Direction — Give a count of the lines below that have the string "gioiello" in them, with no other words.

Exercise inputs —
Start
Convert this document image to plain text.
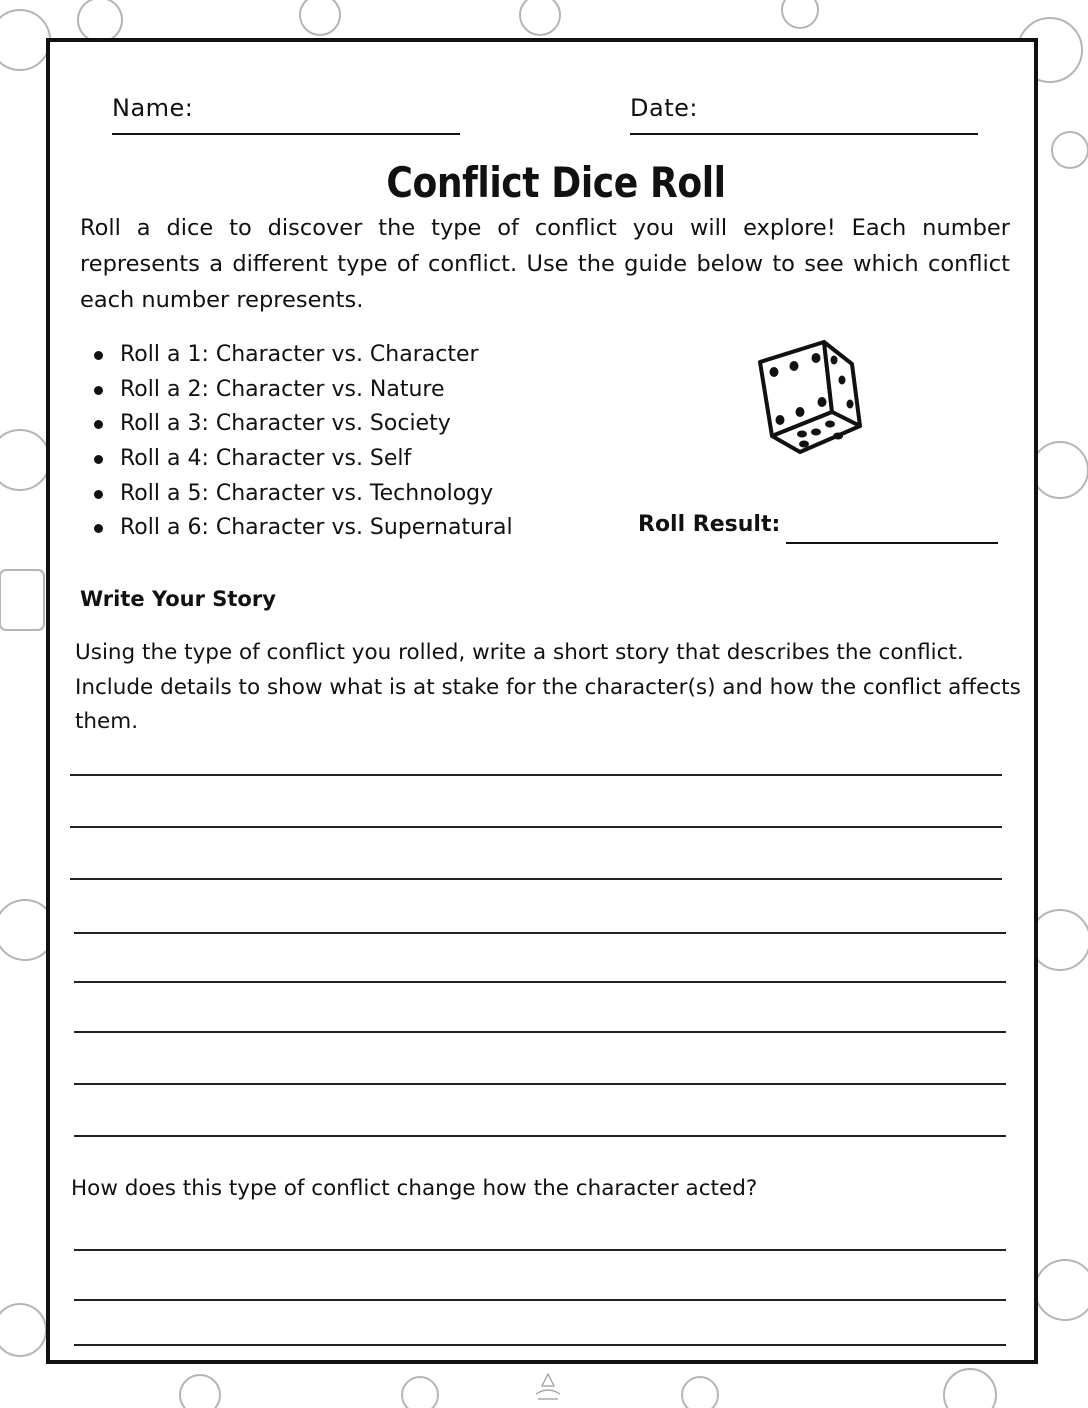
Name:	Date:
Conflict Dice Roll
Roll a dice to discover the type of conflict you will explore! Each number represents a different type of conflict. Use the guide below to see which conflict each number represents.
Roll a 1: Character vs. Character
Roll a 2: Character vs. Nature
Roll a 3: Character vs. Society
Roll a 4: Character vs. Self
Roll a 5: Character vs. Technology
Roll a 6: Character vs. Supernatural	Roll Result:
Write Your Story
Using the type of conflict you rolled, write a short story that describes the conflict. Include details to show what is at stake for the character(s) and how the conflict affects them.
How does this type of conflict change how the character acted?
End
Start
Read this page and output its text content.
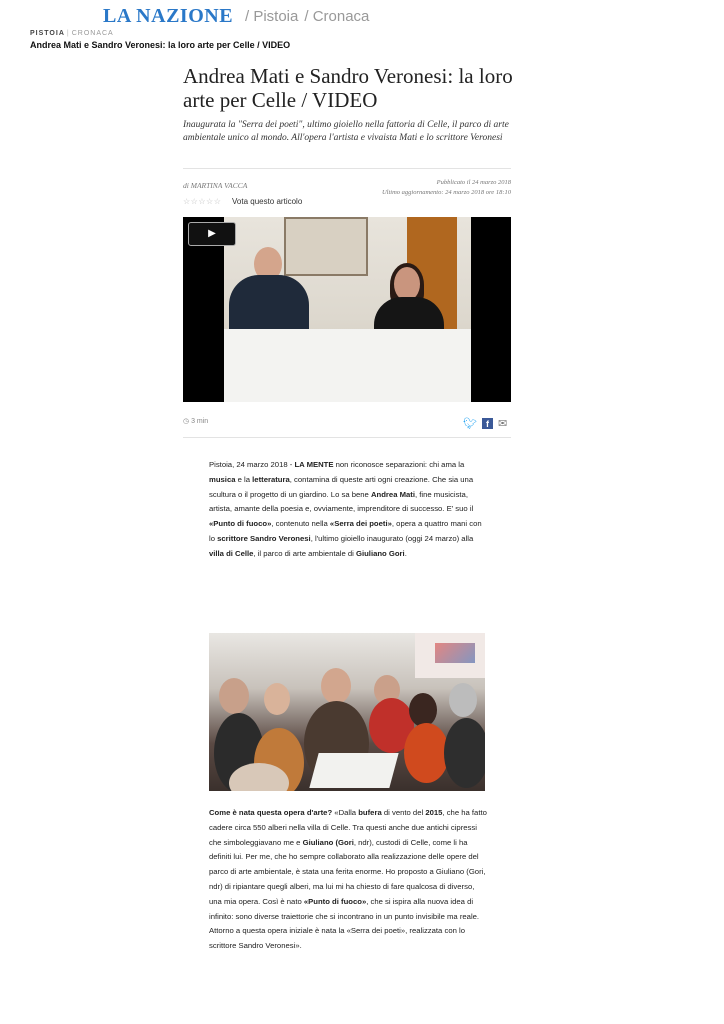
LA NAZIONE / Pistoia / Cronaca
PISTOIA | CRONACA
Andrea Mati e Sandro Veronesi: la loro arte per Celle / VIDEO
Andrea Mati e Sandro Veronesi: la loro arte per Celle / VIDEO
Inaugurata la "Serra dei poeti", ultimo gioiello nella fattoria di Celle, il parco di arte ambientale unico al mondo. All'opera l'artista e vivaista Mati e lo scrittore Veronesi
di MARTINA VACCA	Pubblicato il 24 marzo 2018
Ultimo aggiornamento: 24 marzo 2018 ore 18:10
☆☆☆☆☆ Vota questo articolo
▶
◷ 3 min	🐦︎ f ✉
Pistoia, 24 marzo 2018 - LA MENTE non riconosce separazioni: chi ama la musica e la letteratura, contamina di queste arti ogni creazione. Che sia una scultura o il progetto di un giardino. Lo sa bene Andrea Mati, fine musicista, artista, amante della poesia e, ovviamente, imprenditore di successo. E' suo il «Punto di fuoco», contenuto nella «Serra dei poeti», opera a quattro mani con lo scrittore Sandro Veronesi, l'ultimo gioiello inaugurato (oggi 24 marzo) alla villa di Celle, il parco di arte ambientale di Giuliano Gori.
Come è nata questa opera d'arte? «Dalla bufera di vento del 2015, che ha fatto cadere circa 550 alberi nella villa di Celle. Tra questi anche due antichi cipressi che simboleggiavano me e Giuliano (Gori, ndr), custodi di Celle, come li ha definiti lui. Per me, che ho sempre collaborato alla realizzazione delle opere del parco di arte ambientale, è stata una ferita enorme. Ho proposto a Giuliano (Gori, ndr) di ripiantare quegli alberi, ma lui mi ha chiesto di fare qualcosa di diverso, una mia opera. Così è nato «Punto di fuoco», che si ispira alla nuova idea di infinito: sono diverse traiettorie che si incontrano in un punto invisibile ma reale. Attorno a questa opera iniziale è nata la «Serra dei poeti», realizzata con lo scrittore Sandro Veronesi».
End
Start
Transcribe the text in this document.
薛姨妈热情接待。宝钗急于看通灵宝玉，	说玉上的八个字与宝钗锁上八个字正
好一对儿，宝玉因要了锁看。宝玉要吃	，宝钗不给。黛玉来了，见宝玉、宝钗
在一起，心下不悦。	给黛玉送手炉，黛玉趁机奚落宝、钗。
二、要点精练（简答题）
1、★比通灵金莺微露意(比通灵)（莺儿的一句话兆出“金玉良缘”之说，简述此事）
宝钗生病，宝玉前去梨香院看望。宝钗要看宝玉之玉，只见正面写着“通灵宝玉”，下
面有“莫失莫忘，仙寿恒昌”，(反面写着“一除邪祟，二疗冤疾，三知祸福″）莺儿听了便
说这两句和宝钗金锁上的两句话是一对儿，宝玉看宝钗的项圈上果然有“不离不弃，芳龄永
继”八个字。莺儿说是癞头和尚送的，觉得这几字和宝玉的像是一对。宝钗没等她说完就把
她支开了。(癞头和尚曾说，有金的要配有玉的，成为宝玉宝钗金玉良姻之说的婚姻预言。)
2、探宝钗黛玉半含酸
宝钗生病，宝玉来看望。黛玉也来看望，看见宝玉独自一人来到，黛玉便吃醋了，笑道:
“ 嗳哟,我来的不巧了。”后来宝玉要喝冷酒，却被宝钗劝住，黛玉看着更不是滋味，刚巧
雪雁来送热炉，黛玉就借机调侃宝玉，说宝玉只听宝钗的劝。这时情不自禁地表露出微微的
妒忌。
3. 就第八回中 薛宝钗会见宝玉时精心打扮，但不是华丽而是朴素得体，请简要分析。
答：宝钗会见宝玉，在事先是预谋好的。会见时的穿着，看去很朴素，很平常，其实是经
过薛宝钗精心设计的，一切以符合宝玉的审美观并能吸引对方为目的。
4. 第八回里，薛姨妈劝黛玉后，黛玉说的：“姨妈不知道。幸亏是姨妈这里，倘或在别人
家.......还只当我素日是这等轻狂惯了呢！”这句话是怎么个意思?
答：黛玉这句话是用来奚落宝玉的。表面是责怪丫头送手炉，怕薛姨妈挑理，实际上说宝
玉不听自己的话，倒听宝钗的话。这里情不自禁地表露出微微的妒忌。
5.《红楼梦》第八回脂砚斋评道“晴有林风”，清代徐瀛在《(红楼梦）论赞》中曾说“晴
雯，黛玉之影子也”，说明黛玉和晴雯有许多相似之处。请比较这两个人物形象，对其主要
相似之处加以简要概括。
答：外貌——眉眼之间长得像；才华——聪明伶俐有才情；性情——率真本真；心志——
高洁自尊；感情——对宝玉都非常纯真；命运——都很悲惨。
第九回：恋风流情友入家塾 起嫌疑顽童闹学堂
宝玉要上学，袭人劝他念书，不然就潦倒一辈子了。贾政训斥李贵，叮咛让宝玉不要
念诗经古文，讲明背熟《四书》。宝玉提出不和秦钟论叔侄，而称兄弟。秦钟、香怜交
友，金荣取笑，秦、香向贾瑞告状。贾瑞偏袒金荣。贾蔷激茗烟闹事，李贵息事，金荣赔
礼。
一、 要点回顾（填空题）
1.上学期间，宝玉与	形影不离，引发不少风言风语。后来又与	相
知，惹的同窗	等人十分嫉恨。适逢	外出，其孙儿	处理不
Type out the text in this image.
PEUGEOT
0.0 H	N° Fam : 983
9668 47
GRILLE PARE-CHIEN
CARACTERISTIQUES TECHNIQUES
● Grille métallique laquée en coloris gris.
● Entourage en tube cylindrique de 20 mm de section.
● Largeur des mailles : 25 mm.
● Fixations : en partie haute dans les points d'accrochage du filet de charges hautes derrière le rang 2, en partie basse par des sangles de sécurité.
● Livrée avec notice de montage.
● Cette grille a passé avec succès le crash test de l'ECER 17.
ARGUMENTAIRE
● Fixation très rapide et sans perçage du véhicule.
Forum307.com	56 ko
End
Answer to this task — 2